'''

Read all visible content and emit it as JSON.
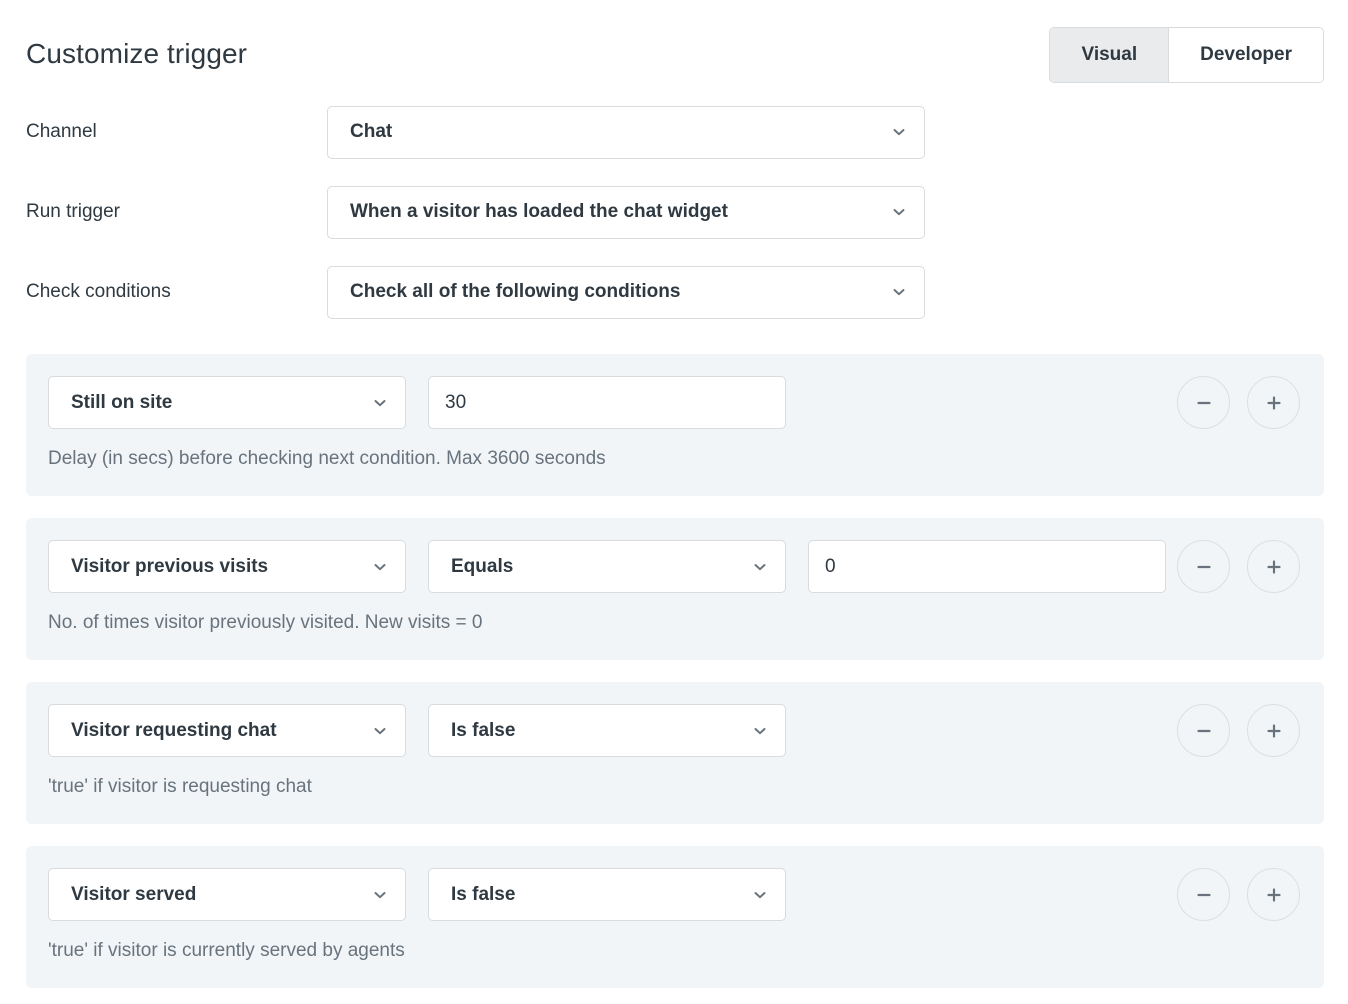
{
  "header": {
    "title": "Customize trigger",
    "mode_toggle": {
      "visual_label": "Visual",
      "developer_label": "Developer",
      "selected": "Visual"
    }
  },
  "form": {
    "rows": [
      {
        "label": "Channel",
        "value": "Chat"
      },
      {
        "label": "Run trigger",
        "value": "When a visitor has loaded the chat widget"
      },
      {
        "label": "Check conditions",
        "value": "Check all of the following conditions"
      }
    ]
  },
  "conditions": [
    {
      "attribute": "Still on site",
      "operator": null,
      "value": "30",
      "helper": "Delay (in secs) before checking next condition. Max 3600 seconds",
      "remove_label": "minus-icon",
      "add_label": "plus-icon"
    },
    {
      "attribute": "Visitor previous visits",
      "operator": "Equals",
      "value": "0",
      "helper": "No. of times visitor previously visited. New visits = 0",
      "remove_label": "minus-icon",
      "add_label": "plus-icon"
    },
    {
      "attribute": "Visitor requesting chat",
      "operator": "Is false",
      "value": null,
      "helper": "'true' if visitor is requesting chat",
      "remove_label": "minus-icon",
      "add_label": "plus-icon"
    },
    {
      "attribute": "Visitor served",
      "operator": "Is false",
      "value": null,
      "helper": "'true' if visitor is currently served by agents",
      "remove_label": "minus-icon",
      "add_label": "plus-icon"
    }
  ],
  "colors": {
    "text_primary": "#2f3941",
    "text_muted": "#68737d",
    "border": "#d8dcde",
    "panel_bg": "#f1f5f8",
    "toggle_selected_bg": "#e9ebed",
    "surface": "#ffffff"
  }
}
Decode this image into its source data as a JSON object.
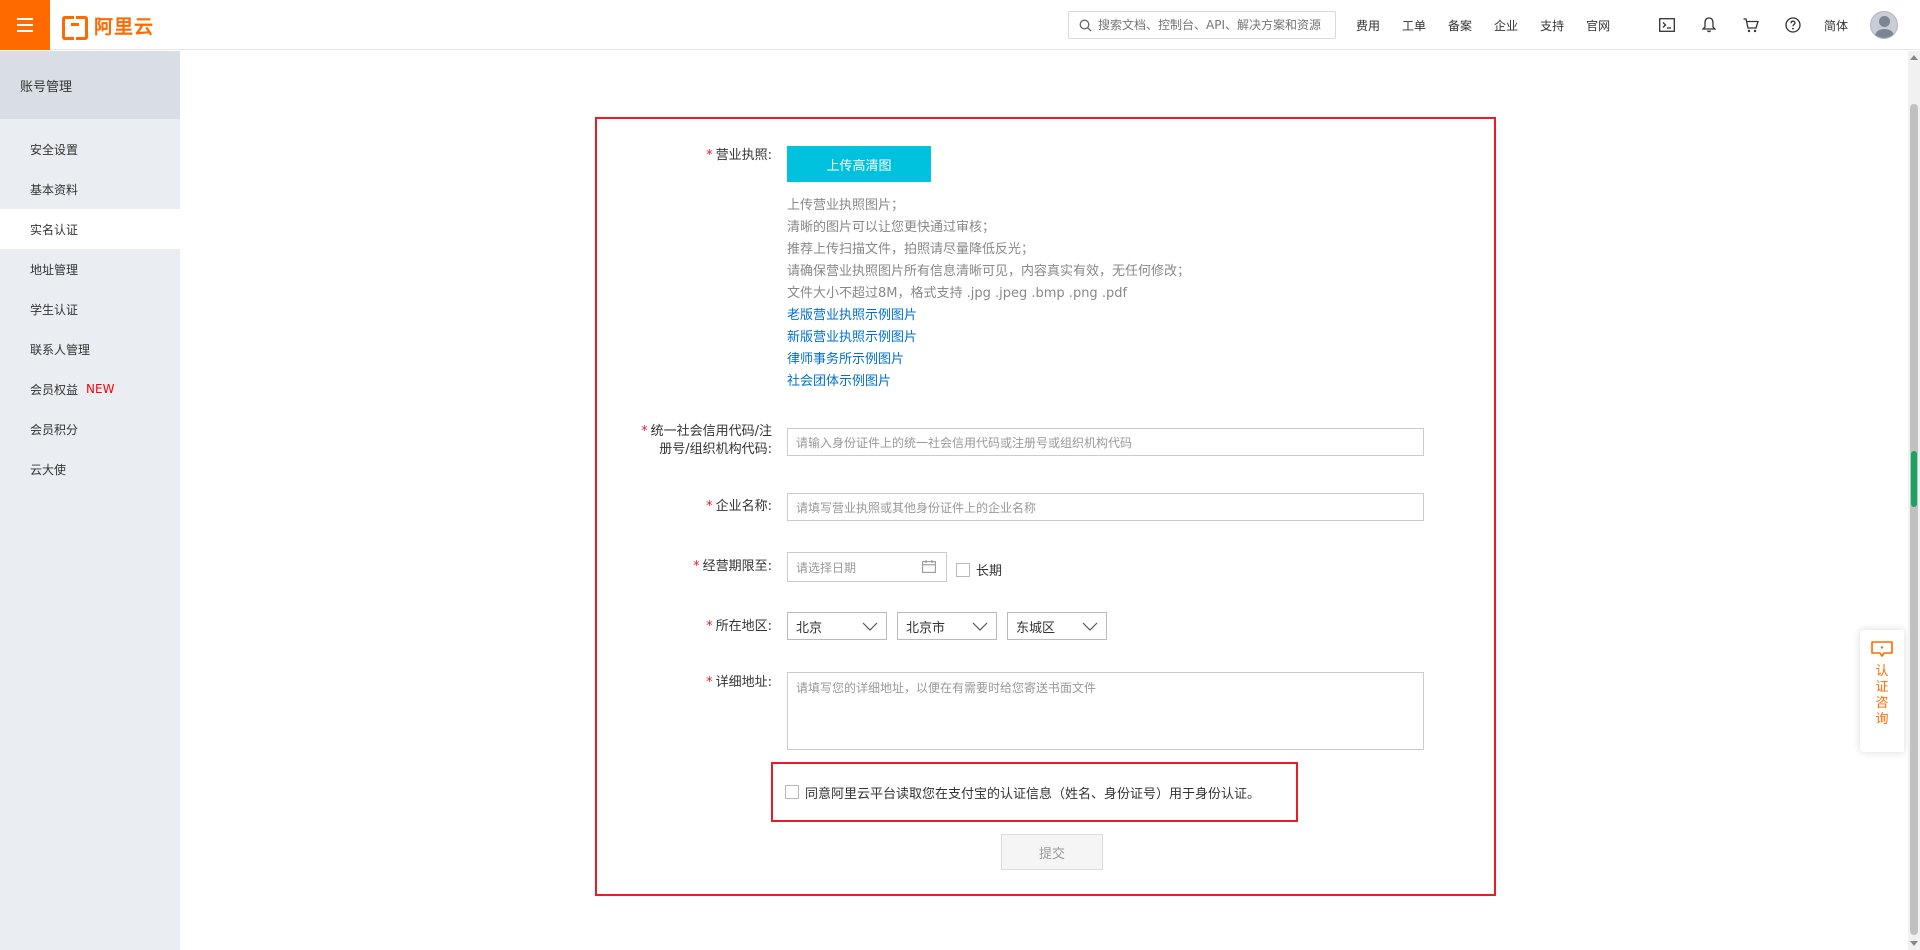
{
  "header": {
    "logo_text": "阿里云",
    "search_placeholder": "搜索文档、控制台、API、解决方案和资源",
    "nav": [
      "费用",
      "工单",
      "备案",
      "企业",
      "支持",
      "官网"
    ],
    "icons": [
      "terminal-icon",
      "bell-icon",
      "cart-icon",
      "help-icon"
    ],
    "lang": "简体",
    "brand_color": "#ff6a00"
  },
  "sidebar": {
    "title": "账号管理",
    "items": [
      {
        "label": "安全设置"
      },
      {
        "label": "基本资料"
      },
      {
        "label": "实名认证",
        "active": true
      },
      {
        "label": "地址管理"
      },
      {
        "label": "学生认证"
      },
      {
        "label": "联系人管理"
      },
      {
        "label": "会员权益",
        "badge": "NEW"
      },
      {
        "label": "会员积分"
      },
      {
        "label": "云大使"
      }
    ]
  },
  "form": {
    "license": {
      "label": "营业执照:",
      "upload_label": "上传高清图",
      "tips": [
        "上传营业执照图片；",
        "清晰的图片可以让您更快通过审核；",
        "推荐上传扫描文件，拍照请尽量降低反光；",
        "请确保营业执照图片所有信息清晰可见，内容真实有效，无任何修改；",
        "文件大小不超过8M，格式支持 .jpg .jpeg .bmp .png .pdf"
      ],
      "links": [
        "老版营业执照示例图片",
        "新版营业执照示例图片",
        "律师事务所示例图片",
        "社会团体示例图片"
      ]
    },
    "credit_code": {
      "label_line1": "统一社会信用代码/注",
      "label_line2": "册号/组织机构代码:",
      "placeholder": "请输入身份证件上的统一社会信用代码或注册号或组织机构代码"
    },
    "company_name": {
      "label": "企业名称:",
      "placeholder": "请填写营业执照或其他身份证件上的企业名称"
    },
    "term": {
      "label": "经营期限至:",
      "date_placeholder": "请选择日期",
      "long_term": "长期"
    },
    "region": {
      "label": "所在地区:",
      "province": "北京",
      "city": "北京市",
      "district": "东城区"
    },
    "address": {
      "label": "详细地址:",
      "placeholder": "请填写您的详细地址，以便在有需要时给您寄送书面文件"
    },
    "agree_text": "同意阿里云平台读取您在支付宝的认证信息（姓名、身份证号）用于身份认证。",
    "submit_label": "提交",
    "required_mark": "*"
  },
  "consult": {
    "text": "认证咨询"
  }
}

'''

▸ **Given request**
Restate each line of the records exactly; pictures do not belong in the copy.

▸ **Written reply**
Read all visible content and emit it as JSON.
{
  "header": {
    "title": "Customize trigger",
    "mode_toggle": {
      "visual_label": "Visual",
      "developer_label": "Developer",
      "selected": "Visual"
    }
  },
  "form": {
    "rows": [
      {
        "label": "Channel",
        "value": "Chat"
      },
      {
        "label": "Run trigger",
        "value": "When a visitor has loaded the chat widget"
      },
      {
        "label": "Check conditions",
        "value": "Check all of the following conditions"
      }
    ]
  },
  "conditions": [
    {
      "attribute": "Still on site",
      "operator": null,
      "value": "30",
      "helper": "Delay (in secs) before checking next condition. Max 3600 seconds",
      "remove_label": "minus-icon",
      "add_label": "plus-icon"
    },
    {
      "attribute": "Visitor previous visits",
      "operator": "Equals",
      "value": "0",
      "helper": "No. of times visitor previously visited. New visits = 0",
      "remove_label": "minus-icon",
      "add_label": "plus-icon"
    },
    {
      "attribute": "Visitor requesting chat",
      "operator": "Is false",
      "value": null,
      "helper": "'true' if visitor is requesting chat",
      "remove_label": "minus-icon",
      "add_label": "plus-icon"
    },
    {
      "attribute": "Visitor served",
      "operator": "Is false",
      "value": null,
      "helper": "'true' if visitor is currently served by agents",
      "remove_label": "minus-icon",
      "add_label": "plus-icon"
    }
  ],
  "colors": {
    "text_primary": "#2f3941",
    "text_muted": "#68737d",
    "border": "#d8dcde",
    "panel_bg": "#f1f5f8",
    "toggle_selected_bg": "#e9ebed",
    "surface": "#ffffff"
  }
}
Decode this image into its source data as a JSON object.
{
  "header": {
    "logo_text": "阿里云",
    "search_placeholder": "搜索文档、控制台、API、解决方案和资源",
    "nav": [
      "费用",
      "工单",
      "备案",
      "企业",
      "支持",
      "官网"
    ],
    "icons": [
      "terminal-icon",
      "bell-icon",
      "cart-icon",
      "help-icon"
    ],
    "lang": "简体",
    "brand_color": "#ff6a00"
  },
  "sidebar": {
    "title": "账号管理",
    "items": [
      {
        "label": "安全设置"
      },
      {
        "label": "基本资料"
      },
      {
        "label": "实名认证",
        "active": true
      },
      {
        "label": "地址管理"
      },
      {
        "label": "学生认证"
      },
      {
        "label": "联系人管理"
      },
      {
        "label": "会员权益",
        "badge": "NEW"
      },
      {
        "label": "会员积分"
      },
      {
        "label": "云大使"
      }
    ]
  },
  "form": {
    "license": {
      "label": "营业执照:",
      "upload_label": "上传高清图",
      "tips": [
        "上传营业执照图片；",
        "清晰的图片可以让您更快通过审核；",
        "推荐上传扫描文件，拍照请尽量降低反光；",
        "请确保营业执照图片所有信息清晰可见，内容真实有效，无任何修改；",
        "文件大小不超过8M，格式支持 .jpg .jpeg .bmp .png .pdf"
      ],
      "links": [
        "老版营业执照示例图片",
        "新版营业执照示例图片",
        "律师事务所示例图片",
        "社会团体示例图片"
      ]
    },
    "credit_code": {
      "label_line1": "统一社会信用代码/注",
      "label_line2": "册号/组织机构代码:",
      "placeholder": "请输入身份证件上的统一社会信用代码或注册号或组织机构代码"
    },
    "company_name": {
      "label": "企业名称:",
      "placeholder": "请填写营业执照或其他身份证件上的企业名称"
    },
    "term": {
      "label": "经营期限至:",
      "date_placeholder": "请选择日期",
      "long_term": "长期"
    },
    "region": {
      "label": "所在地区:",
      "province": "北京",
      "city": "北京市",
      "district": "东城区"
    },
    "address": {
      "label": "详细地址:",
      "placeholder": "请填写您的详细地址，以便在有需要时给您寄送书面文件"
    },
    "agree_text": "同意阿里云平台读取您在支付宝的认证信息（姓名、身份证号）用于身份认证。",
    "submit_label": "提交",
    "required_mark": "*"
  },
  "consult": {
    "text": "认证咨询"
  }
}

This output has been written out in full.